## Exercise material
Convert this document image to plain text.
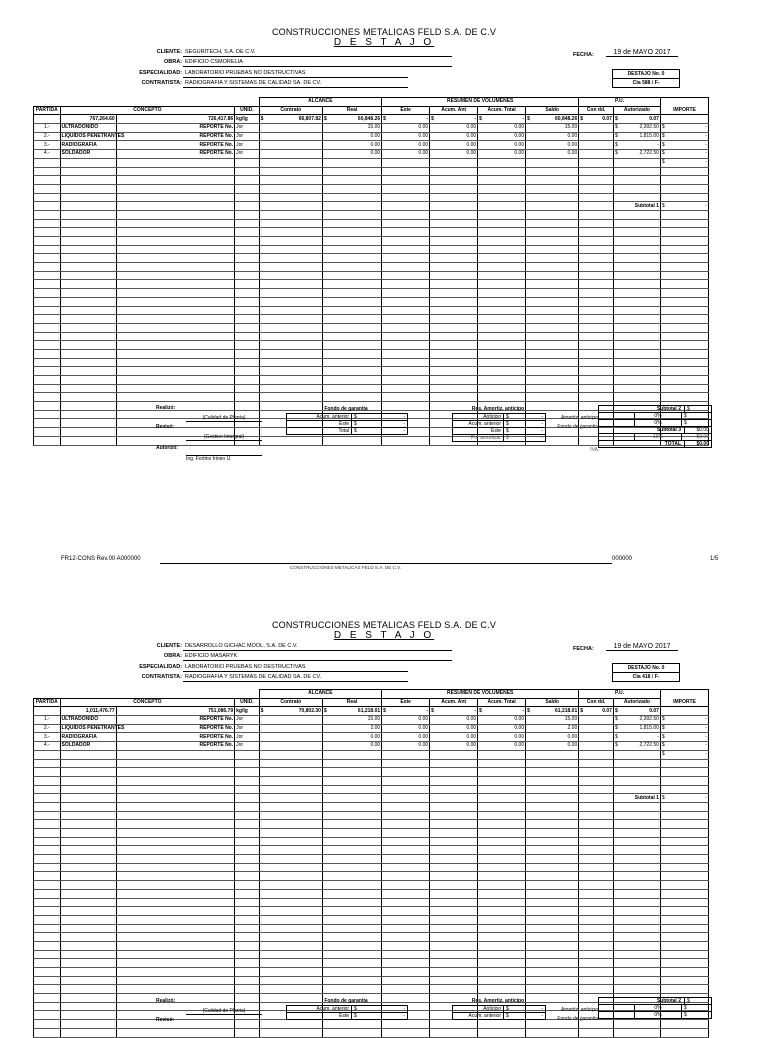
CONSTRUCCIONES METALICAS FELD S.A. DE C.V
D E S T A J O
CLIENTE: SEGURITECH, S.A. DE C.V.
OBRA: EDIFICIO CSMORELIA
ESPECIALIDAD: LABORATORIO PRUEBAS NO DESTRUCTIVAS
CONTRATISTA: RADIOGRAFIA Y SISTEMAS DE CALIDAD SA. DE CV.
FECHA:	19 de MAYO 2017
DESTAJO No. 0
Cta 588 / F-
				ALCANCE		RESUMEN DE VOLUMENES				P.U.		
PARTIDA	CONCEPTO		UNID.	Contrato	Real	Este	Acum. Ant	Acum. Total	Saldo	Con dd.	Autorizado	IMPORTE
	767,264.60	726,417.86	kg/lg	$ 66,807.82	$ 60,848.26	$ -	$ -	$ -	$ 60,848.26	$ 0.07	$ 0.07	
1.-	ULTRADONIDO	REPORTE No.	Jor		15.00	0.00	0.00	0.00	15.00		$ 2,392.50	$ -
2.-	LIQUIDOS PENETRANTES	REPORTE No.	Jor		0.00	0.00	0.00	0.00	0.00		$ 1,815.00	$ -
3.-	RADIOGRAFIA	REPORTE No.	Jor		0.00	0.00	0.00	0.00	0.00		$ -	$ -
4.-	SOLDADOR	REPORTE No.	Jor		0.00	0.00	0.00	0.00	0.00		$ 2,722.50	$ -

												$ -

											Subtotal 1	$ -

Realizó:
(Calidad de Planta)
Revisó:
(Gestion Intergral)
Autorizó:
Ing. Fortino Irineo U.
Fondo de garantia
Acum. anterior	$	-
Este	$	-
Total	$	-
Res. Amortiz. anticipo
Anticipo	$	-
Acum. anterior	$	-
Este	$	-
Por amortizar	$	-
Amortiz. anticipo
Fondo de garantia
IVA
Subtotal 2	$	-
0%	$	-
0%	$	-
Subtotal 3	$0.00
16%	$0.00
TOTAL	$0.00
FR12-CONS Rev.00 A000000
CONSTRUCCIONES METALICAS FELD S.A. DE C.V.
000000	1/5
CONSTRUCCIONES METALICAS FELD S.A. DE C.V
D E S T A J O
CLIENTE: DESARROLLO GICHAC MOOL, S.A. DE C.V.
OBRA: EDIFICIO MASARYK
ESPECIALIDAD: LABORATORIO PRUEBAS NO DESTRUCTIVAS
CONTRATISTA: RADIOGRAFIA Y SISTEMAS DE CALIDAD SA. DE CV.
FECHA:	19 de MAYO 2017
DESTAJO No. 0
Cta 418 / F-
				ALCANCE		RESUMEN DE VOLUMENES				P.U.		
PARTIDA	CONCEPTO		UNID.	Contrato	Real	Este	Acum. Ant	Acum. Total	Saldo	Con dd.	Autorizado	IMPORTE
	1,011,476.77	751,086.79	kg/lg	$ 70,802.30	$ 61,218.01	$ -	$ -	$ -	$ 61,218.01	$ 0.07	$ 0.07	
1.-	ULTRADONIDO	REPORTE No.	Jor		15.00	0.00	0.00	0.00	15.00		$ 2,392.50	$ -
2.-	LIQUIDOS PENETRANTES	REPORTE No.	Jor		2.00	0.00	0.00	0.00	2.00		$ 1,815.00	$ -
3.-	RADIOGRAFIA	REPORTE No.	Jor		0.00	0.00	0.00	0.00	0.00		$ -	$ -
4.-	SOLDADOR	REPORTE No.	Jor		0.00	0.00	0.00	0.00	0.00		$ 2,722.50	$ -

												$ -

											Subtotal 1	$ -

Realizó:
(Calidad de Planta)
Revisó:
Fondo de garantia
Acum. anterior	$	-
Este	$	-
Res. Amortiz. anticipo
Anticipo	$	-
Acum. anterior	$	-
Amortiz. anticipo
Fondo de garantia
Subtotal 2	$	-
0%	$	-
0%	$	-
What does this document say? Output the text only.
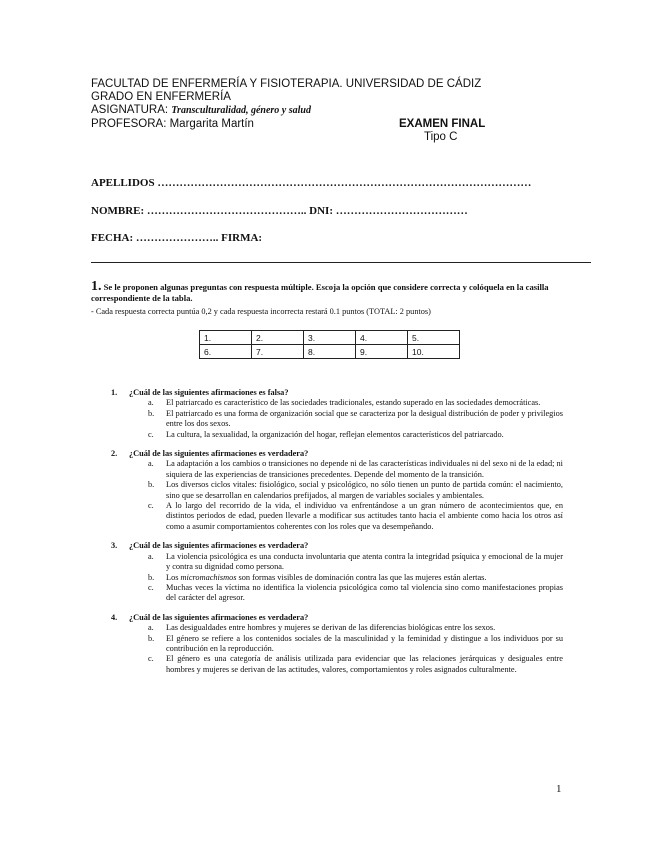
FACULTAD DE ENFERMERÍA Y FISIOTERAPIA. UNIVERSIDAD DE CÁDIZ
GRADO EN ENFERMERÍA
ASIGNATURA: Transculturalidad, género y salud
PROFESORA: Margarita Martín	EXAMEN FINAL
Tipo C
APELLIDOS …………………………………………………………………………………………
NOMBRE: …………………………………….. DNI: ………………………………
FECHA: ………………….. FIRMA:
1. Se le proponen algunas preguntas con respuesta múltiple. Escoja la opción que considere correcta y colóquela en la casilla correspondiente de la tabla.
- Cada respuesta correcta puntúa 0,2 y cada respuesta incorrecta restará 0.1 puntos (TOTAL: 2 puntos)
1.	2.	3.	4.	5.
6.	7.	8.	9.	10.
1. ¿Cuál de las siguientes afirmaciones es falsa?
a. El patriarcado es característico de las sociedades tradicionales, estando superado en las sociedades democráticas.
b. El patriarcado es una forma de organización social que se caracteriza por la desigual distribución de poder y privilegios entre los dos sexos.
c. La cultura, la sexualidad, la organización del hogar, reflejan elementos característicos del patriarcado.
2. ¿Cuál de las siguientes afirmaciones es verdadera?
a. La adaptación a los cambios o transiciones no depende ni de las características individuales ni del sexo ni de la edad; ni siquiera de las experiencias de transiciones precedentes. Depende del momento de la transición.
b. Los diversos ciclos vitales: fisiológico, social y psicológico, no sólo tienen un punto de partida común: el nacimiento, sino que se desarrollan en calendarios prefijados, al margen de variables sociales y ambientales.
c. A lo largo del recorrido de la vida, el individuo va enfrentándose a un gran número de acontecimientos que, en distintos periodos de edad, pueden llevarle a modificar sus actitudes tanto hacia el ambiente como hacia los otros así como a asumir comportamientos coherentes con los roles que va desempeñando.
3. ¿Cuál de las siguientes afirmaciones es verdadera?
a. La violencia psicológica es una conducta involuntaria que atenta contra la integridad psíquica y emocional de la mujer y contra su dignidad como persona.
b. Los micromachismos son formas visibles de dominación contra las que las mujeres están alertas.
c. Muchas veces la víctima no identifica la violencia psicológica como tal violencia sino como manifestaciones propias del carácter del agresor.
4. ¿Cuál de las siguientes afirmaciones es verdadera?
a. Las desigualdades entre hombres y mujeres se derivan de las diferencias biológicas entre los sexos.
b. El género se refiere a los contenidos sociales de la masculinidad y la feminidad y distingue a los individuos por su contribución en la reproducción.
c. El género es una categoría de análisis utilizada para evidenciar que las relaciones jerárquicas y desiguales entre hombres y mujeres se derivan de las actitudes, valores, comportamientos y roles asignados culturalmente.
1
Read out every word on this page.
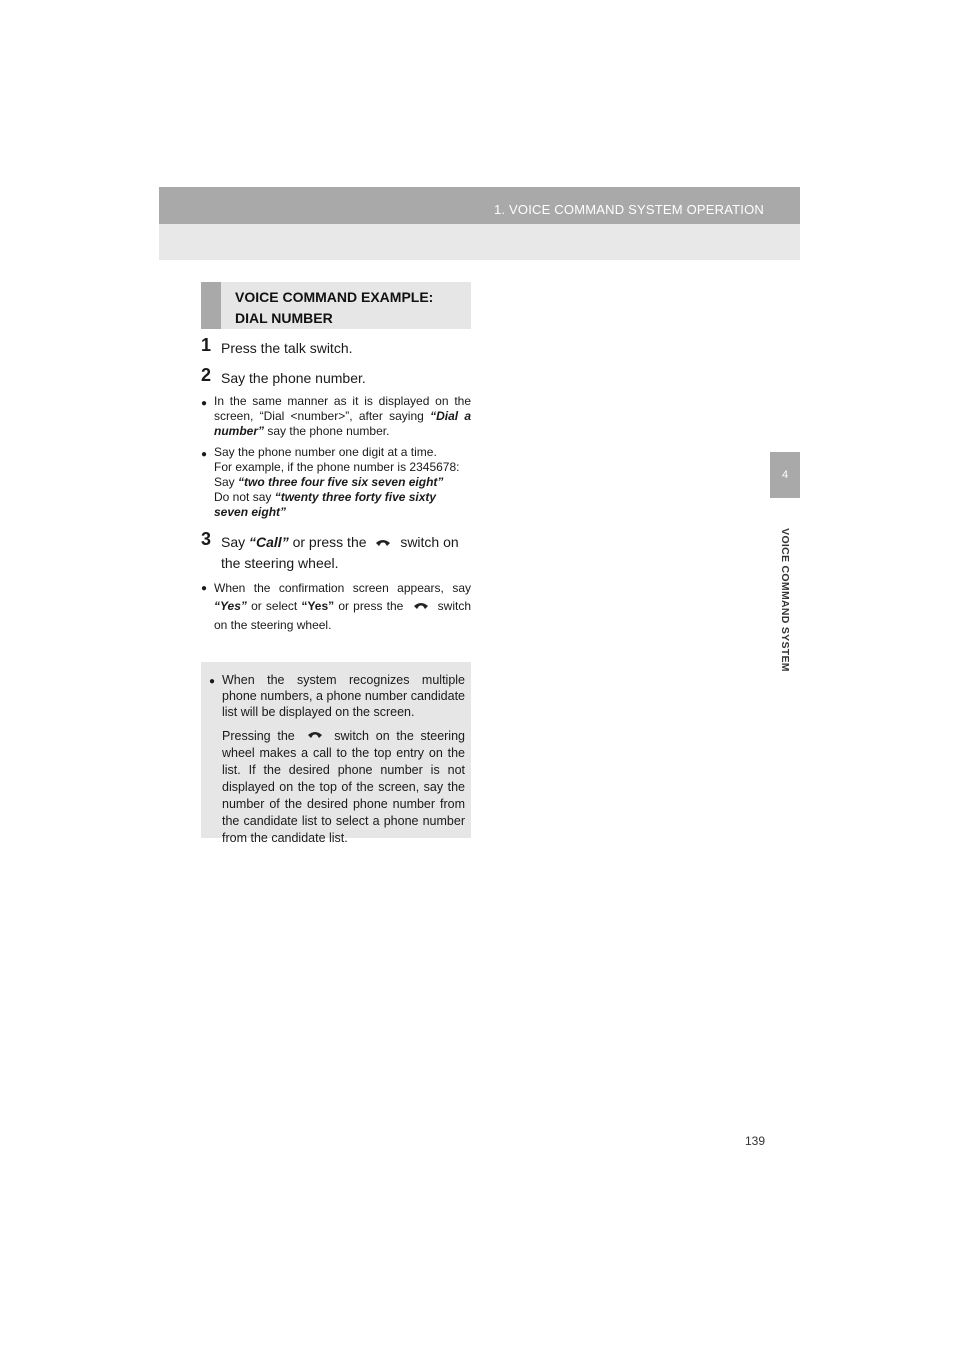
1. VOICE COMMAND SYSTEM OPERATION
4
VOICE COMMAND SYSTEM
VOICE COMMAND EXAMPLE:
DIAL NUMBER
1 Press the talk switch.
2 Say the phone number.
● In the same manner as it is displayed on the screen, “Dial <number>”, after saying “Dial a number” say the phone number.
● Say the phone number one digit at a time.
For example, if the phone number is 2345678:
Say “two three four five six seven eight”
Do not say “twenty three forty five sixty seven eight”
3 Say “Call” or press the switch on the steering wheel.
● When the confirmation screen appears, say “Yes” or select “Yes” or press the	switch on the steering wheel.
● When the system recognizes multiple phone numbers, a phone number candidate list will be displayed on the screen.
Pressing the	switch on the steering wheel makes a call to the top entry on the list. If the desired phone number is not displayed on the top of the screen, say the number of the desired phone number from the candidate list to select a phone number from the candidate list.
139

## What you should do
Write the entries above out again exactly, but not the pictures.

## Task answer
Convert this document image to plain text.
CONSTRUCCIONES METALICAS FELD S.A. DE C.V
D E S T A J O
CLIENTE: SEGURITECH, S.A. DE C.V.
OBRA: EDIFICIO CSMORELIA
ESPECIALIDAD: LABORATORIO PRUEBAS NO DESTRUCTIVAS
CONTRATISTA: RADIOGRAFIA Y SISTEMAS DE CALIDAD SA. DE CV.
FECHA:	19 de MAYO 2017
DESTAJO No. 0
Cta 588 / F-
				ALCANCE		RESUMEN DE VOLUMENES				P.U.		
PARTIDA	CONCEPTO		UNID.	Contrato	Real	Este	Acum. Ant	Acum. Total	Saldo	Con dd.	Autorizado	IMPORTE
	767,264.60	726,417.86	kg/lg	$ 66,807.82	$ 60,848.26	$ -	$ -	$ -	$ 60,848.26	$ 0.07	$ 0.07	
1.-	ULTRADONIDO	REPORTE No.	Jor		15.00	0.00	0.00	0.00	15.00		$ 2,392.50	$ -
2.-	LIQUIDOS PENETRANTES	REPORTE No.	Jor		0.00	0.00	0.00	0.00	0.00		$ 1,815.00	$ -
3.-	RADIOGRAFIA	REPORTE No.	Jor		0.00	0.00	0.00	0.00	0.00		$ -	$ -
4.-	SOLDADOR	REPORTE No.	Jor		0.00	0.00	0.00	0.00	0.00		$ 2,722.50	$ -

												$ -

											Subtotal 1	$ -

Realizó:
(Calidad de Planta)
Revisó:
(Gestion Intergral)
Autorizó:
Ing. Fortino Irineo U.
Fondo de garantia
Acum. anterior	$	-
Este	$	-
Total	$	-
Res. Amortiz. anticipo
Anticipo	$	-
Acum. anterior	$	-
Este	$	-
Por amortizar	$	-
Amortiz. anticipo
Fondo de garantia
IVA
Subtotal 2	$	-
0%	$	-
0%	$	-
Subtotal 3	$0.00
16%	$0.00
TOTAL	$0.00
FR12-CONS Rev.00 A000000
CONSTRUCCIONES METALICAS FELD S.A. DE C.V.
000000	1/5
CONSTRUCCIONES METALICAS FELD S.A. DE C.V
D E S T A J O
CLIENTE: DESARROLLO GICHAC MOOL, S.A. DE C.V.
OBRA: EDIFICIO MASARYK
ESPECIALIDAD: LABORATORIO PRUEBAS NO DESTRUCTIVAS
CONTRATISTA: RADIOGRAFIA Y SISTEMAS DE CALIDAD SA. DE CV.
FECHA:	19 de MAYO 2017
DESTAJO No. 0
Cta 418 / F-
				ALCANCE		RESUMEN DE VOLUMENES				P.U.		
PARTIDA	CONCEPTO		UNID.	Contrato	Real	Este	Acum. Ant	Acum. Total	Saldo	Con dd.	Autorizado	IMPORTE
	1,011,476.77	751,086.79	kg/lg	$ 70,802.30	$ 61,218.01	$ -	$ -	$ -	$ 61,218.01	$ 0.07	$ 0.07	
1.-	ULTRADONIDO	REPORTE No.	Jor		15.00	0.00	0.00	0.00	15.00		$ 2,392.50	$ -
2.-	LIQUIDOS PENETRANTES	REPORTE No.	Jor		2.00	0.00	0.00	0.00	2.00		$ 1,815.00	$ -
3.-	RADIOGRAFIA	REPORTE No.	Jor		0.00	0.00	0.00	0.00	0.00		$ -	$ -
4.-	SOLDADOR	REPORTE No.	Jor		0.00	0.00	0.00	0.00	0.00		$ 2,722.50	$ -

												$ -

											Subtotal 1	$ -

Realizó:
(Calidad de Planta)
Revisó:
Fondo de garantia
Acum. anterior	$	-
Este	$	-
Res. Amortiz. anticipo
Anticipo	$	-
Acum. anterior	$	-
Amortiz. anticipo
Fondo de garantia
Subtotal 2	$	-
0%	$	-
0%	$	-
What does this document say? Output the text only.
FACULTAD DE ENFERMERÍA Y FISIOTERAPIA. UNIVERSIDAD DE CÁDIZ
GRADO EN ENFERMERÍA
ASIGNATURA: Transculturalidad, género y salud
PROFESORA: Margarita Martín	EXAMEN FINAL
Tipo C
APELLIDOS …………………………………………………………………………………………
NOMBRE: …………………………………….. DNI: ………………………………
FECHA: ………………….. FIRMA:
1. Se le proponen algunas preguntas con respuesta múltiple. Escoja la opción que considere correcta y colóquela en la casilla correspondiente de la tabla.
- Cada respuesta correcta puntúa 0,2 y cada respuesta incorrecta restará 0.1 puntos (TOTAL: 2 puntos)
1.	2.	3.	4.	5.
6.	7.	8.	9.	10.
1. ¿Cuál de las siguientes afirmaciones es falsa?
a. El patriarcado es característico de las sociedades tradicionales, estando superado en las sociedades democráticas.
b. El patriarcado es una forma de organización social que se caracteriza por la desigual distribución de poder y privilegios entre los dos sexos.
c. La cultura, la sexualidad, la organización del hogar, reflejan elementos característicos del patriarcado.
2. ¿Cuál de las siguientes afirmaciones es verdadera?
a. La adaptación a los cambios o transiciones no depende ni de las características individuales ni del sexo ni de la edad; ni siquiera de las experiencias de transiciones precedentes. Depende del momento de la transición.
b. Los diversos ciclos vitales: fisiológico, social y psicológico, no sólo tienen un punto de partida común: el nacimiento, sino que se desarrollan en calendarios prefijados, al margen de variables sociales y ambientales.
c. A lo largo del recorrido de la vida, el individuo va enfrentándose a un gran número de acontecimientos que, en distintos periodos de edad, pueden llevarle a modificar sus actitudes tanto hacia el ambiente como hacia los otros así como a asumir comportamientos coherentes con los roles que va desempeñando.
3. ¿Cuál de las siguientes afirmaciones es verdadera?
a. La violencia psicológica es una conducta involuntaria que atenta contra la integridad psíquica y emocional de la mujer y contra su dignidad como persona.
b. Los micromachismos son formas visibles de dominación contra las que las mujeres están alertas.
c. Muchas veces la víctima no identifica la violencia psicológica como tal violencia sino como manifestaciones propias del carácter del agresor.
4. ¿Cuál de las siguientes afirmaciones es verdadera?
a. Las desigualdades entre hombres y mujeres se derivan de las diferencias biológicas entre los sexos.
b. El género se refiere a los contenidos sociales de la masculinidad y la feminidad y distingue a los individuos por su contribución en la reproducción.
c. El género es una categoría de análisis utilizada para evidenciar que las relaciones jerárquicas y desiguales entre hombres y mujeres se derivan de las actitudes, valores, comportamientos y roles asignados culturalmente.
1
Read out every word on this page.
1. VOICE COMMAND SYSTEM OPERATION
4
VOICE COMMAND SYSTEM
VOICE COMMAND EXAMPLE:
DIAL NUMBER
1 Press the talk switch.
2 Say the phone number.
● In the same manner as it is displayed on the screen, “Dial <number>”, after saying “Dial a number” say the phone number.
● Say the phone number one digit at a time.
For example, if the phone number is 2345678:
Say “two three four five six seven eight”
Do not say “twenty three forty five sixty seven eight”
3 Say “Call” or press the switch on the steering wheel.
● When the confirmation screen appears, say “Yes” or select “Yes” or press the	switch on the steering wheel.
● When the system recognizes multiple phone numbers, a phone number candidate list will be displayed on the screen.
Pressing the	switch on the steering wheel makes a call to the top entry on the list. If the desired phone number is not displayed on the top of the screen, say the number of the desired phone number from the candidate list to select a phone number from the candidate list.
139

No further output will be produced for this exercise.